(Dataset items)
::::::
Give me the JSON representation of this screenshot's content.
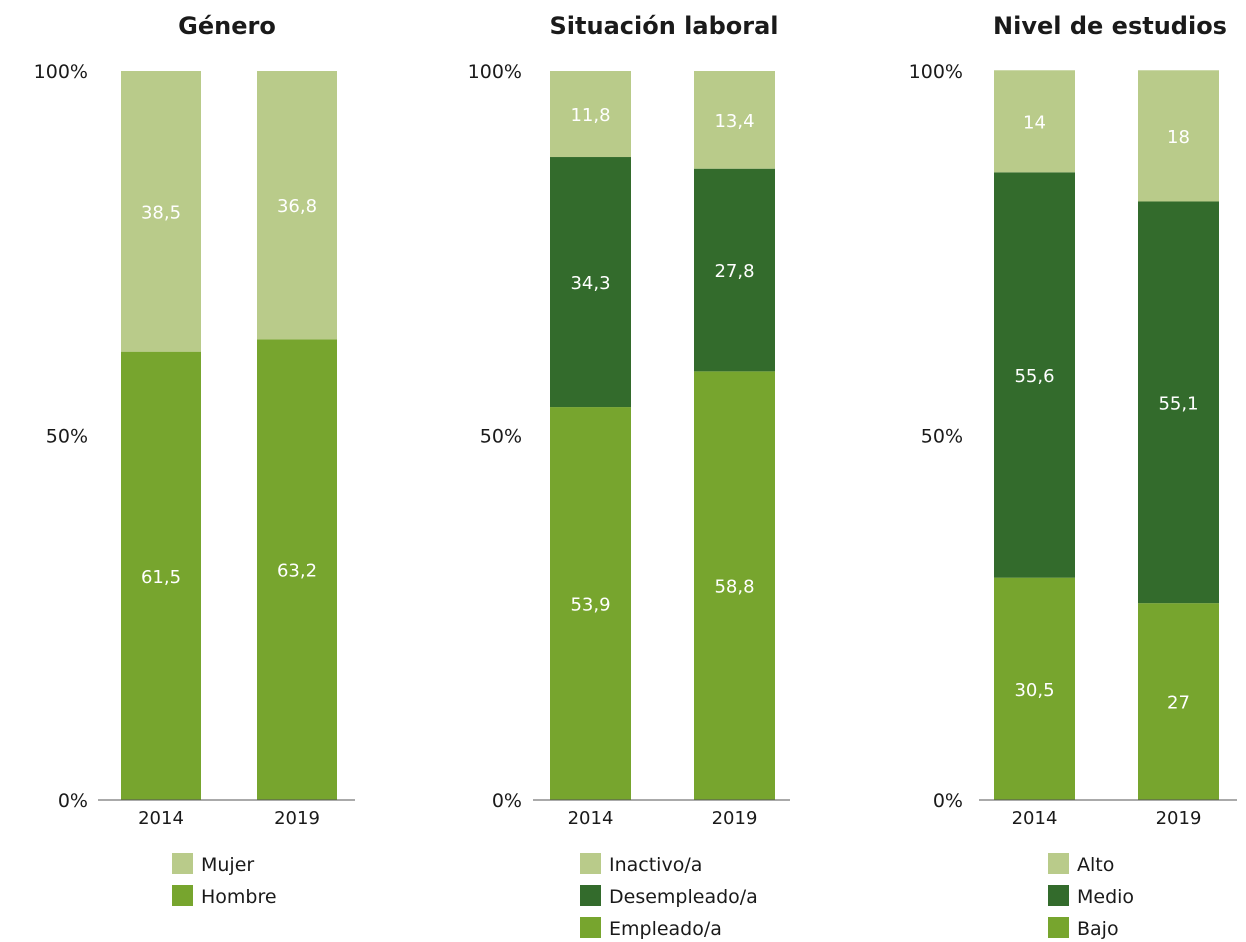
{
  "colors": {
    "light": "#b9cb8a",
    "dark": "#336b2c",
    "mid": "#77a52e",
    "axis": "#555555"
  },
  "chart_data": [
    {
      "type": "bar",
      "stacked": true,
      "title": "Género",
      "categories": [
        "2014",
        "2019"
      ],
      "yticks": [
        "0%",
        "50%",
        "100%"
      ],
      "ylim": [
        0,
        100
      ],
      "series": [
        {
          "name": "Hombre",
          "color_key": "mid",
          "values": [
            61.5,
            63.2
          ],
          "labels": [
            "61,5",
            "63,2"
          ]
        },
        {
          "name": "Mujer",
          "color_key": "light",
          "values": [
            38.5,
            36.8
          ],
          "labels": [
            "38,5",
            "36,8"
          ]
        }
      ],
      "legend": [
        "Mujer",
        "Hombre"
      ]
    },
    {
      "type": "bar",
      "stacked": true,
      "title": "Situación laboral",
      "categories": [
        "2014",
        "2019"
      ],
      "yticks": [
        "0%",
        "50%",
        "100%"
      ],
      "ylim": [
        0,
        100
      ],
      "series": [
        {
          "name": "Empleado/a",
          "color_key": "mid",
          "values": [
            53.9,
            58.8
          ],
          "labels": [
            "53,9",
            "58,8"
          ]
        },
        {
          "name": "Desempleado/a",
          "color_key": "dark",
          "values": [
            34.3,
            27.8
          ],
          "labels": [
            "34,3",
            "27,8"
          ]
        },
        {
          "name": "Inactivo/a",
          "color_key": "light",
          "values": [
            11.8,
            13.4
          ],
          "labels": [
            "11,8",
            "13,4"
          ]
        }
      ],
      "legend": [
        "Inactivo/a",
        "Desempleado/a",
        "Empleado/a"
      ]
    },
    {
      "type": "bar",
      "stacked": true,
      "title": "Nivel de estudios",
      "categories": [
        "2014",
        "2019"
      ],
      "yticks": [
        "0%",
        "50%",
        "100%"
      ],
      "ylim": [
        0,
        100
      ],
      "series": [
        {
          "name": "Bajo",
          "color_key": "mid",
          "values": [
            30.5,
            27
          ],
          "labels": [
            "30,5",
            "27"
          ]
        },
        {
          "name": "Medio",
          "color_key": "dark",
          "values": [
            55.6,
            55.1
          ],
          "labels": [
            "55,6",
            "55,1"
          ]
        },
        {
          "name": "Alto",
          "color_key": "light",
          "values": [
            14,
            18
          ],
          "labels": [
            "14",
            "18"
          ]
        }
      ],
      "legend": [
        "Alto",
        "Medio",
        "Bajo"
      ]
    }
  ]
}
::::::
> **Objective**
Reproduce all of the material above word for word. Omit the pictures.

> **Exercise result**
Give me the JSON representation of this screenshot's content.
{
  "colors": {
    "light": "#b9cb8a",
    "dark": "#336b2c",
    "mid": "#77a52e",
    "axis": "#555555"
  },
  "chart_data": [
    {
      "type": "bar",
      "stacked": true,
      "title": "Género",
      "categories": [
        "2014",
        "2019"
      ],
      "yticks": [
        "0%",
        "50%",
        "100%"
      ],
      "ylim": [
        0,
        100
      ],
      "series": [
        {
          "name": "Hombre",
          "color_key": "mid",
          "values": [
            61.5,
            63.2
          ],
          "labels": [
            "61,5",
            "63,2"
          ]
        },
        {
          "name": "Mujer",
          "color_key": "light",
          "values": [
            38.5,
            36.8
          ],
          "labels": [
            "38,5",
            "36,8"
          ]
        }
      ],
      "legend": [
        "Mujer",
        "Hombre"
      ]
    },
    {
      "type": "bar",
      "stacked": true,
      "title": "Situación laboral",
      "categories": [
        "2014",
        "2019"
      ],
      "yticks": [
        "0%",
        "50%",
        "100%"
      ],
      "ylim": [
        0,
        100
      ],
      "series": [
        {
          "name": "Empleado/a",
          "color_key": "mid",
          "values": [
            53.9,
            58.8
          ],
          "labels": [
            "53,9",
            "58,8"
          ]
        },
        {
          "name": "Desempleado/a",
          "color_key": "dark",
          "values": [
            34.3,
            27.8
          ],
          "labels": [
            "34,3",
            "27,8"
          ]
        },
        {
          "name": "Inactivo/a",
          "color_key": "light",
          "values": [
            11.8,
            13.4
          ],
          "labels": [
            "11,8",
            "13,4"
          ]
        }
      ],
      "legend": [
        "Inactivo/a",
        "Desempleado/a",
        "Empleado/a"
      ]
    },
    {
      "type": "bar",
      "stacked": true,
      "title": "Nivel de estudios",
      "categories": [
        "2014",
        "2019"
      ],
      "yticks": [
        "0%",
        "50%",
        "100%"
      ],
      "ylim": [
        0,
        100
      ],
      "series": [
        {
          "name": "Bajo",
          "color_key": "mid",
          "values": [
            30.5,
            27
          ],
          "labels": [
            "30,5",
            "27"
          ]
        },
        {
          "name": "Medio",
          "color_key": "dark",
          "values": [
            55.6,
            55.1
          ],
          "labels": [
            "55,6",
            "55,1"
          ]
        },
        {
          "name": "Alto",
          "color_key": "light",
          "values": [
            14,
            18
          ],
          "labels": [
            "14",
            "18"
          ]
        }
      ],
      "legend": [
        "Alto",
        "Medio",
        "Bajo"
      ]
    }
  ]
}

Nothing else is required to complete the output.